* **Short problem**: Each of the entries should be retyped precisely as it appears.

* **Material supplied**:
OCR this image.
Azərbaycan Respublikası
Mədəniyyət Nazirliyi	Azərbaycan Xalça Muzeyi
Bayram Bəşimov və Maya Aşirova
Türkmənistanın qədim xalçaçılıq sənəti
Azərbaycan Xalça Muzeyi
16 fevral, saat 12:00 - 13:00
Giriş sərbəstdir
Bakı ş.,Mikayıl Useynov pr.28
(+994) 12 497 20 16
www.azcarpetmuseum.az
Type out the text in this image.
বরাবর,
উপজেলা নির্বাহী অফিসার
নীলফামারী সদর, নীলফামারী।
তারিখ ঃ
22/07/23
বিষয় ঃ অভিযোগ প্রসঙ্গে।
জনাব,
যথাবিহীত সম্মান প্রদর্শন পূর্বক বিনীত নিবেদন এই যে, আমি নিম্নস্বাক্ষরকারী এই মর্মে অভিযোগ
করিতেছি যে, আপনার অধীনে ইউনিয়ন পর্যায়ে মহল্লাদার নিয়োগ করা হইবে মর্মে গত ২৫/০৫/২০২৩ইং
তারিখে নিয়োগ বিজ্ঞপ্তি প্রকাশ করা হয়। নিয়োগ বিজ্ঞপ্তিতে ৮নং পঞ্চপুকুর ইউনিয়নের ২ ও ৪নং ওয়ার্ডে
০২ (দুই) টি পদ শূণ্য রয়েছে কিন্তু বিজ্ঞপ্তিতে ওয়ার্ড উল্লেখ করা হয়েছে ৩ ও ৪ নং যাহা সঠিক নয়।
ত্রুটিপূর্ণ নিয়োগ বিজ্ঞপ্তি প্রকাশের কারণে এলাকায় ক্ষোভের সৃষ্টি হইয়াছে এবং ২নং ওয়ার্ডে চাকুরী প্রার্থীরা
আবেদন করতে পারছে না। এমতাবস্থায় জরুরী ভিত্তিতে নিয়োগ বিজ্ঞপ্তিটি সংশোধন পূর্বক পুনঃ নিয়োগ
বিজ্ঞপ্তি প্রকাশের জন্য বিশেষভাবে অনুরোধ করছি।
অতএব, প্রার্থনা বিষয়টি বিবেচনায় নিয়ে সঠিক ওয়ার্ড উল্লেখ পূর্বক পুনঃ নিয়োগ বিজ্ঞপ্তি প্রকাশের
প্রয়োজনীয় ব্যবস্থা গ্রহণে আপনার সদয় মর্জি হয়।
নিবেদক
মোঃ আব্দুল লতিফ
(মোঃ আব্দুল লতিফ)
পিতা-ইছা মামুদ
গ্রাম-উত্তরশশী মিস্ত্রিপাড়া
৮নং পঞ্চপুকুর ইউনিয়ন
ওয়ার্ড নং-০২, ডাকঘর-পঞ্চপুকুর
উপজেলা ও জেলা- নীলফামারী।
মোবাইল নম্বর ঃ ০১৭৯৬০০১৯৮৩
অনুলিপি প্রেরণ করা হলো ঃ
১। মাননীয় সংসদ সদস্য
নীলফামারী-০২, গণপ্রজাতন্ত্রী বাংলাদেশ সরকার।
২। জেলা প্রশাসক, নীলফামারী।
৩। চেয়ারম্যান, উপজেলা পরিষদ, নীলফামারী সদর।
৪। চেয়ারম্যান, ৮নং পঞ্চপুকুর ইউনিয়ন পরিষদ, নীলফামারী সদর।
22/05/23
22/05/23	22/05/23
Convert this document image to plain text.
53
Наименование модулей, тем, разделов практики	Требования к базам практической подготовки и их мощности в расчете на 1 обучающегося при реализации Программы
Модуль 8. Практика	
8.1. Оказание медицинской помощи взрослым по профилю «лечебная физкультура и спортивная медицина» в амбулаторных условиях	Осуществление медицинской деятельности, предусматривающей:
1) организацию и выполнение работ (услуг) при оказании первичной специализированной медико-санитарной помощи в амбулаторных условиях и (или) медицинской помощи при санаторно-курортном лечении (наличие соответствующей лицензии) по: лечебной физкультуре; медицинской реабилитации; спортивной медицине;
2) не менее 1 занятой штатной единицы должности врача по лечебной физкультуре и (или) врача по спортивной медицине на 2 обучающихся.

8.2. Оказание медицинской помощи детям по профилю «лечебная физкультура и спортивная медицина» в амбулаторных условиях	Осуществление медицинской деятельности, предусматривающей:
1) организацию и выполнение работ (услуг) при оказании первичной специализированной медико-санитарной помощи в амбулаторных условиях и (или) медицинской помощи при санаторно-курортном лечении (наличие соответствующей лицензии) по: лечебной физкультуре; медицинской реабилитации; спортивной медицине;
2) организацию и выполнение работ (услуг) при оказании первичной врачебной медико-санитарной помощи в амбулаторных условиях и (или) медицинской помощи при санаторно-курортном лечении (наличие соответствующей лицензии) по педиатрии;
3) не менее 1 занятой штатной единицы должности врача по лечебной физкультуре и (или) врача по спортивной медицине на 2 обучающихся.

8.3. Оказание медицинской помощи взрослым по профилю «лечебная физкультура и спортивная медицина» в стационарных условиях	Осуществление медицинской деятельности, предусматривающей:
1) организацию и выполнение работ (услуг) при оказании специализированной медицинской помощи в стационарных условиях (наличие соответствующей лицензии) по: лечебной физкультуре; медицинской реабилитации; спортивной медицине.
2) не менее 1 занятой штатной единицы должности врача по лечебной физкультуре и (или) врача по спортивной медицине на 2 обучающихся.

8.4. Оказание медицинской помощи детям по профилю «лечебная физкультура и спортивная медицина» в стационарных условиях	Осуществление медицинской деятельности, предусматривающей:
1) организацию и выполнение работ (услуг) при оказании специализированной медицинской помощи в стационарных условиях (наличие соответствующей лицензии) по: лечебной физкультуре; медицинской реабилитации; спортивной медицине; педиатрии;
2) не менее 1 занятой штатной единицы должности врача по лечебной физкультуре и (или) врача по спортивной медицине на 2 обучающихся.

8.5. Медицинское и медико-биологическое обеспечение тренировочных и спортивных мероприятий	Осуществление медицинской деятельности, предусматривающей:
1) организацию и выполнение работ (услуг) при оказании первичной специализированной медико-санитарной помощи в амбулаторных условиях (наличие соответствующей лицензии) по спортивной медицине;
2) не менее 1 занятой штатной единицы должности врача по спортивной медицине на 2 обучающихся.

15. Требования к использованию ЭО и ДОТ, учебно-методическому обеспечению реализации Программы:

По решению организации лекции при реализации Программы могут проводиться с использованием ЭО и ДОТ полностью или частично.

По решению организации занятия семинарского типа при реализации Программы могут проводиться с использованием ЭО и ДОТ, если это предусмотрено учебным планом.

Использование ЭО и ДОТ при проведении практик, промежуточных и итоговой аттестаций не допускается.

* **The solution**:
OCR this image.
Azərbaycan Respublikası
Mədəniyyət Nazirliyi	Azərbaycan Xalça Muzeyi
Bayram Bəşimov və Maya Aşirova
Türkmənistanın qədim xalçaçılıq sənəti
Azərbaycan Xalça Muzeyi
16 fevral, saat 12:00 - 13:00
Giriş sərbəstdir
Bakı ş.,Mikayıl Useynov pr.28
(+994) 12 497 20 16
www.azcarpetmuseum.az
Type out the text in this image.
বরাবর,
উপজেলা নির্বাহী অফিসার
নীলফামারী সদর, নীলফামারী।
তারিখ ঃ
22/07/23
বিষয় ঃ অভিযোগ প্রসঙ্গে।
জনাব,
যথাবিহীত সম্মান প্রদর্শন পূর্বক বিনীত নিবেদন এই যে, আমি নিম্নস্বাক্ষরকারী এই মর্মে অভিযোগ
করিতেছি যে, আপনার অধীনে ইউনিয়ন পর্যায়ে মহল্লাদার নিয়োগ করা হইবে মর্মে গত ২৫/০৫/২০২৩ইং
তারিখে নিয়োগ বিজ্ঞপ্তি প্রকাশ করা হয়। নিয়োগ বিজ্ঞপ্তিতে ৮নং পঞ্চপুকুর ইউনিয়নের ২ ও ৪নং ওয়ার্ডে
০২ (দুই) টি পদ শূণ্য রয়েছে কিন্তু বিজ্ঞপ্তিতে ওয়ার্ড উল্লেখ করা হয়েছে ৩ ও ৪ নং যাহা সঠিক নয়।
ত্রুটিপূর্ণ নিয়োগ বিজ্ঞপ্তি প্রকাশের কারণে এলাকায় ক্ষোভের সৃষ্টি হইয়াছে এবং ২নং ওয়ার্ডে চাকুরী প্রার্থীরা
আবেদন করতে পারছে না। এমতাবস্থায় জরুরী ভিত্তিতে নিয়োগ বিজ্ঞপ্তিটি সংশোধন পূর্বক পুনঃ নিয়োগ
বিজ্ঞপ্তি প্রকাশের জন্য বিশেষভাবে অনুরোধ করছি।
অতএব, প্রার্থনা বিষয়টি বিবেচনায় নিয়ে সঠিক ওয়ার্ড উল্লেখ পূর্বক পুনঃ নিয়োগ বিজ্ঞপ্তি প্রকাশের
প্রয়োজনীয় ব্যবস্থা গ্রহণে আপনার সদয় মর্জি হয়।
নিবেদক
মোঃ আব্দুল লতিফ
(মোঃ আব্দুল লতিফ)
পিতা-ইছা মামুদ
গ্রাম-উত্তরশশী মিস্ত্রিপাড়া
৮নং পঞ্চপুকুর ইউনিয়ন
ওয়ার্ড নং-০২, ডাকঘর-পঞ্চপুকুর
উপজেলা ও জেলা- নীলফামারী।
মোবাইল নম্বর ঃ ০১৭৯৬০০১৯৮৩
অনুলিপি প্রেরণ করা হলো ঃ
১। মাননীয় সংসদ সদস্য
নীলফামারী-০২, গণপ্রজাতন্ত্রী বাংলাদেশ সরকার।
২। জেলা প্রশাসক, নীলফামারী।
৩। চেয়ারম্যান, উপজেলা পরিষদ, নীলফামারী সদর।
৪। চেয়ারম্যান, ৮নং পঞ্চপুকুর ইউনিয়ন পরিষদ, নীলফামারী সদর।
22/05/23
22/05/23	22/05/23
Convert this document image to plain text.
53
Наименование модулей, тем, разделов практики	Требования к базам практической подготовки и их мощности в расчете на 1 обучающегося при реализации Программы
Модуль 8. Практика	
8.1. Оказание медицинской помощи взрослым по профилю «лечебная физкультура и спортивная медицина» в амбулаторных условиях	Осуществление медицинской деятельности, предусматривающей:
1) организацию и выполнение работ (услуг) при оказании первичной специализированной медико-санитарной помощи в амбулаторных условиях и (или) медицинской помощи при санаторно-курортном лечении (наличие соответствующей лицензии) по: лечебной физкультуре; медицинской реабилитации; спортивной медицине;
2) не менее 1 занятой штатной единицы должности врача по лечебной физкультуре и (или) врача по спортивной медицине на 2 обучающихся.

8.2. Оказание медицинской помощи детям по профилю «лечебная физкультура и спортивная медицина» в амбулаторных условиях	Осуществление медицинской деятельности, предусматривающей:
1) организацию и выполнение работ (услуг) при оказании первичной специализированной медико-санитарной помощи в амбулаторных условиях и (или) медицинской помощи при санаторно-курортном лечении (наличие соответствующей лицензии) по: лечебной физкультуре; медицинской реабилитации; спортивной медицине;
2) организацию и выполнение работ (услуг) при оказании первичной врачебной медико-санитарной помощи в амбулаторных условиях и (или) медицинской помощи при санаторно-курортном лечении (наличие соответствующей лицензии) по педиатрии;
3) не менее 1 занятой штатной единицы должности врача по лечебной физкультуре и (или) врача по спортивной медицине на 2 обучающихся.

8.3. Оказание медицинской помощи взрослым по профилю «лечебная физкультура и спортивная медицина» в стационарных условиях	Осуществление медицинской деятельности, предусматривающей:
1) организацию и выполнение работ (услуг) при оказании специализированной медицинской помощи в стационарных условиях (наличие соответствующей лицензии) по: лечебной физкультуре; медицинской реабилитации; спортивной медицине.
2) не менее 1 занятой штатной единицы должности врача по лечебной физкультуре и (или) врача по спортивной медицине на 2 обучающихся.

8.4. Оказание медицинской помощи детям по профилю «лечебная физкультура и спортивная медицина» в стационарных условиях	Осуществление медицинской деятельности, предусматривающей:
1) организацию и выполнение работ (услуг) при оказании специализированной медицинской помощи в стационарных условиях (наличие соответствующей лицензии) по: лечебной физкультуре; медицинской реабилитации; спортивной медицине; педиатрии;
2) не менее 1 занятой штатной единицы должности врача по лечебной физкультуре и (или) врача по спортивной медицине на 2 обучающихся.

8.5. Медицинское и медико-биологическое обеспечение тренировочных и спортивных мероприятий	Осуществление медицинской деятельности, предусматривающей:
1) организацию и выполнение работ (услуг) при оказании первичной специализированной медико-санитарной помощи в амбулаторных условиях (наличие соответствующей лицензии) по спортивной медицине;
2) не менее 1 занятой штатной единицы должности врача по спортивной медицине на 2 обучающихся.

15. Требования к использованию ЭО и ДОТ, учебно-методическому обеспечению реализации Программы:

По решению организации лекции при реализации Программы могут проводиться с использованием ЭО и ДОТ полностью или частично.

По решению организации занятия семинарского типа при реализации Программы могут проводиться с использованием ЭО и ДОТ, если это предусмотрено учебным планом.

Использование ЭО и ДОТ при проведении практик, промежуточных и итоговой аттестаций не допускается.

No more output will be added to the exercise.